▶ [WHAT YOU ARE ASKED TO DO]:
Reproduce every record below exactly as written, leaving out any pictures.

▶ [EXERCISE DATA]:
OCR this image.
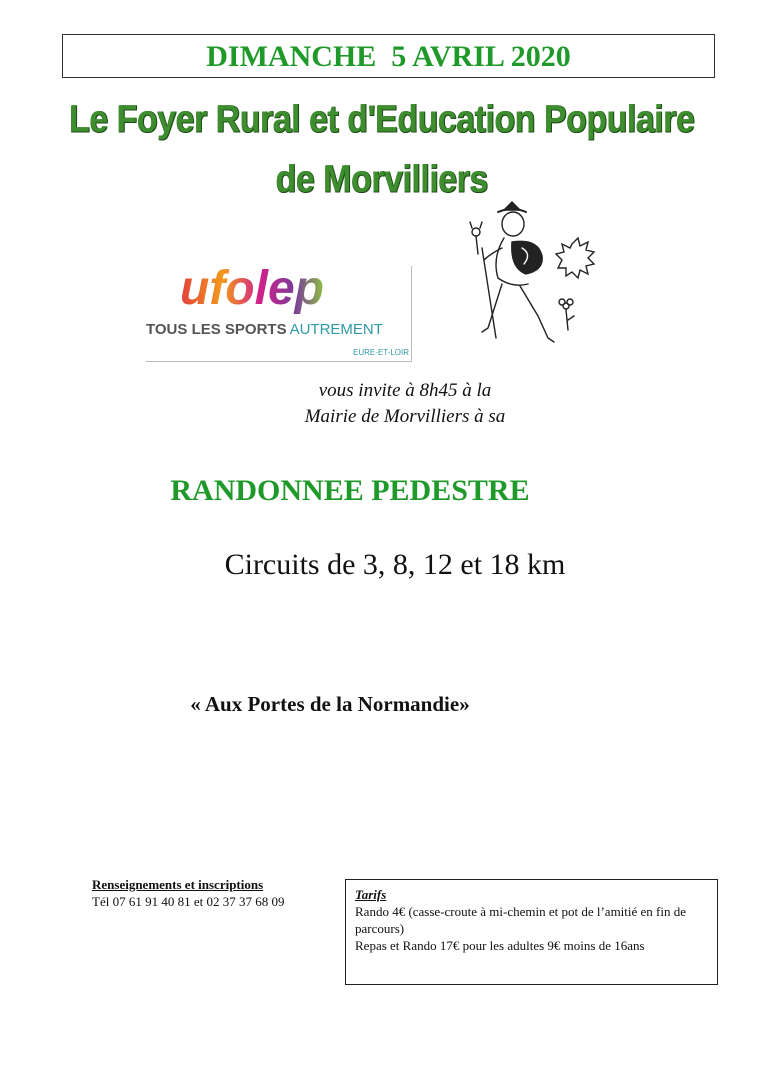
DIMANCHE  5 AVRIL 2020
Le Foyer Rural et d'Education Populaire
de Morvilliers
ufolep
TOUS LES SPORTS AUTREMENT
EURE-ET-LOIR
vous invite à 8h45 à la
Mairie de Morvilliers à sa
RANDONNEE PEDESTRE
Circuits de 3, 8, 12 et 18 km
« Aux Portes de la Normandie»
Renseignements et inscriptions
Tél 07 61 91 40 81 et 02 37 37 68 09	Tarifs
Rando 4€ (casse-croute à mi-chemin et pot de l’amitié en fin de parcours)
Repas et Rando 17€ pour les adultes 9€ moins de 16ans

▶ [EXERCISE OUTPUT]:
OCR this image.
DIMANCHE  5 AVRIL 2020
Le Foyer Rural et d'Education Populaire
de Morvilliers
ufolep
TOUS LES SPORTS AUTREMENT
EURE-ET-LOIR
vous invite à 8h45 à la
Mairie de Morvilliers à sa
RANDONNEE PEDESTRE
Circuits de 3, 8, 12 et 18 km
« Aux Portes de la Normandie»
Renseignements et inscriptions
Tél 07 61 91 40 81 et 02 37 37 68 09	Tarifs
Rando 4€ (casse-croute à mi-chemin et pot de l’amitié en fin de parcours)
Repas et Rando 17€ pour les adultes 9€ moins de 16ans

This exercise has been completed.